● **Consigne A**: Recopiez à l'identique les lignes des enregistrements, depuis la première jusqu'à la ligne qui contient « x-tick-label: 40 <box>244 414 261 429</box> », celle-ci comprise.

● **Extrait**:
┌────────

Le karaoké au Japon, une véritable industrie

Le karaoké au Japon, une véritable industrie

Le karaoké est devenu en 40 ans une véritable institution au Japon. Outre sa dimension culturelle, cette activité est une industrie à part entière qui génère d’importants revenus.
Temps de lecture : 7 min

En tout juste 40 ans, le karaoké est devenu un élément incontournable de la vie quotidienne des Japonais et un des premiers loisirs pratiqués dans l'Archipel(1). Que l'on aille au karaoké entre amis, en famille, pour signer un contrat, pour quelques heures ou pour toute la nuit, le karaoké est désormais profondément ancré dans la vie sociale. Cette pratique culturelle qui s'est étendue au reste de l'Asie avec le même succès et en partie dans le reste du monde, génère au Japon d'importants revenus, bien que ceux-ci soient en diminution depuis quelques années. Aux petits bars ont succédé d'immenses complexes de « karaoké-box », moins chers mais offrant aussi un cadre uniformisé : en se démocratisant, le karaoké pourrait bien avoir perdu un peu de son âme.

└────────

● **Données**:
┌────────

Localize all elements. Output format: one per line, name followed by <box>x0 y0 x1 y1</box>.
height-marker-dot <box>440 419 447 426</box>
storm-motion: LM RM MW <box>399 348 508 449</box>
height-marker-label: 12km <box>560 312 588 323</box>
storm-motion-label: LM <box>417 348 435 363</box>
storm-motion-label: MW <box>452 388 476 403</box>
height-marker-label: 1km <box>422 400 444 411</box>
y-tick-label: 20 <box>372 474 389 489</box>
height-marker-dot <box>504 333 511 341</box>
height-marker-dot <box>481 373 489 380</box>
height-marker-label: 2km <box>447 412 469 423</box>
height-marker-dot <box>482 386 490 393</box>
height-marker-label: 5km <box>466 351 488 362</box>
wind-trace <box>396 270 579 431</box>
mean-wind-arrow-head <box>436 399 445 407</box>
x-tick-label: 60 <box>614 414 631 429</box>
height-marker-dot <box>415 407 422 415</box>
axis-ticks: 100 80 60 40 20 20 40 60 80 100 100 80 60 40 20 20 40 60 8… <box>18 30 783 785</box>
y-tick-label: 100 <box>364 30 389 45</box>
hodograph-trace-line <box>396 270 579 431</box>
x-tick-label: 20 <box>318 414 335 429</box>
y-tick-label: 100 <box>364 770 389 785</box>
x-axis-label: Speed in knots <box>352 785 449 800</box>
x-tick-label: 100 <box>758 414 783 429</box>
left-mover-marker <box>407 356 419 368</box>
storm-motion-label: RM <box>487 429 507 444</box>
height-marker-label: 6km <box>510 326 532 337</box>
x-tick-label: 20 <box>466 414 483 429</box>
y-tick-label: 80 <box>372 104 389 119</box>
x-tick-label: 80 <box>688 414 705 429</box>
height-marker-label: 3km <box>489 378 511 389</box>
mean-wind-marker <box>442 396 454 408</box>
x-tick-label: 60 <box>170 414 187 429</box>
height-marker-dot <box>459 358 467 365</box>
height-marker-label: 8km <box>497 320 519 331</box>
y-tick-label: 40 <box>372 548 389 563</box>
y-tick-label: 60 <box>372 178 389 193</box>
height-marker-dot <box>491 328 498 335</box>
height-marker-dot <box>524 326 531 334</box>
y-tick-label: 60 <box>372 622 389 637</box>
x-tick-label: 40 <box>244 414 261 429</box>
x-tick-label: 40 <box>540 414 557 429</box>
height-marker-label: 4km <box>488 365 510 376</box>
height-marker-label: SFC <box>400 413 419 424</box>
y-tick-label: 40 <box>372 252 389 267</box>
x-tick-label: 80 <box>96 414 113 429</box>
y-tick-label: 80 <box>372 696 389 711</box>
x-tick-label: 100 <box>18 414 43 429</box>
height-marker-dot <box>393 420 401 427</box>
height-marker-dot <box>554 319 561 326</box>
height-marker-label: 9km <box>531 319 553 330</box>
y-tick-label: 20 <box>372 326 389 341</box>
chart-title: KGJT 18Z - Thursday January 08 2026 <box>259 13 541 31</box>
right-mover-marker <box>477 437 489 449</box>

└────────

● **Consigne B**: Relevez mot pour mot le passage du texte sur le karaoké au Japon qui commence aux mots « Temps de lecture » et se termine après « de son âme. ».

● **Résultat attendu A**:
Localize all elements. Output format: one per line, name followed by <box>x0 y0 x1 y1</box>.
height-marker-dot <box>440 419 447 426</box>
storm-motion: LM RM MW <box>399 348 508 449</box>
height-marker-label: 12km <box>560 312 588 323</box>
storm-motion-label: LM <box>417 348 435 363</box>
storm-motion-label: MW <box>452 388 476 403</box>
height-marker-label: 1km <box>422 400 444 411</box>
y-tick-label: 20 <box>372 474 389 489</box>
height-marker-dot <box>504 333 511 341</box>
height-marker-dot <box>481 373 489 380</box>
height-marker-label: 2km <box>447 412 469 423</box>
height-marker-dot <box>482 386 490 393</box>
height-marker-label: 5km <box>466 351 488 362</box>
wind-trace <box>396 270 579 431</box>
mean-wind-arrow-head <box>436 399 445 407</box>
x-tick-label: 60 <box>614 414 631 429</box>
height-marker-dot <box>415 407 422 415</box>
axis-ticks: 100 80 60 40 20 20 40 60 80 100 100 80 60 40 20 20 40 60 8… <box>18 30 783 785</box>
y-tick-label: 100 <box>364 30 389 45</box>
hodograph-trace-line <box>396 270 579 431</box>
x-tick-label: 20 <box>318 414 335 429</box>
y-tick-label: 100 <box>364 770 389 785</box>
x-axis-label: Speed in knots <box>352 785 449 800</box>
x-tick-label: 100 <box>758 414 783 429</box>
left-mover-marker <box>407 356 419 368</box>
storm-motion-label: RM <box>487 429 507 444</box>
height-marker-label: 6km <box>510 326 532 337</box>
x-tick-label: 20 <box>466 414 483 429</box>
y-tick-label: 80 <box>372 104 389 119</box>
x-tick-label: 80 <box>688 414 705 429</box>
height-marker-label: 3km <box>489 378 511 389</box>
mean-wind-marker <box>442 396 454 408</box>
x-tick-label: 60 <box>170 414 187 429</box>
height-marker-dot <box>459 358 467 365</box>
height-marker-label: 8km <box>497 320 519 331</box>
y-tick-label: 40 <box>372 548 389 563</box>
y-tick-label: 60 <box>372 178 389 193</box>
height-marker-dot <box>491 328 498 335</box>
height-marker-dot <box>524 326 531 334</box>
y-tick-label: 60 <box>372 622 389 637</box>
x-tick-label: 40 <box>244 414 261 429</box>

● **Résultat attendu B**:
Temps de lecture : 7 min

En tout juste 40 ans, le karaoké est devenu un élément incontournable de la vie quotidienne des Japonais et un des premiers loisirs pratiqués dans l'Archipel(1). Que l'on aille au karaoké entre amis, en famille, pour signer un contrat, pour quelques heures ou pour toute la nuit, le karaoké est désormais profondément ancré dans la vie sociale. Cette pratique culturelle qui s'est étendue au reste de l'Asie avec le même succès et en partie dans le reste du monde, génère au Japon d'importants revenus, bien que ceux-ci soient en diminution depuis quelques années. Aux petits bars ont succédé d'immenses complexes de « karaoké-box », moins chers mais offrant aussi un cadre uniformisé : en se démocratisant, le karaoké pourrait bien avoir perdu un peu de son âme.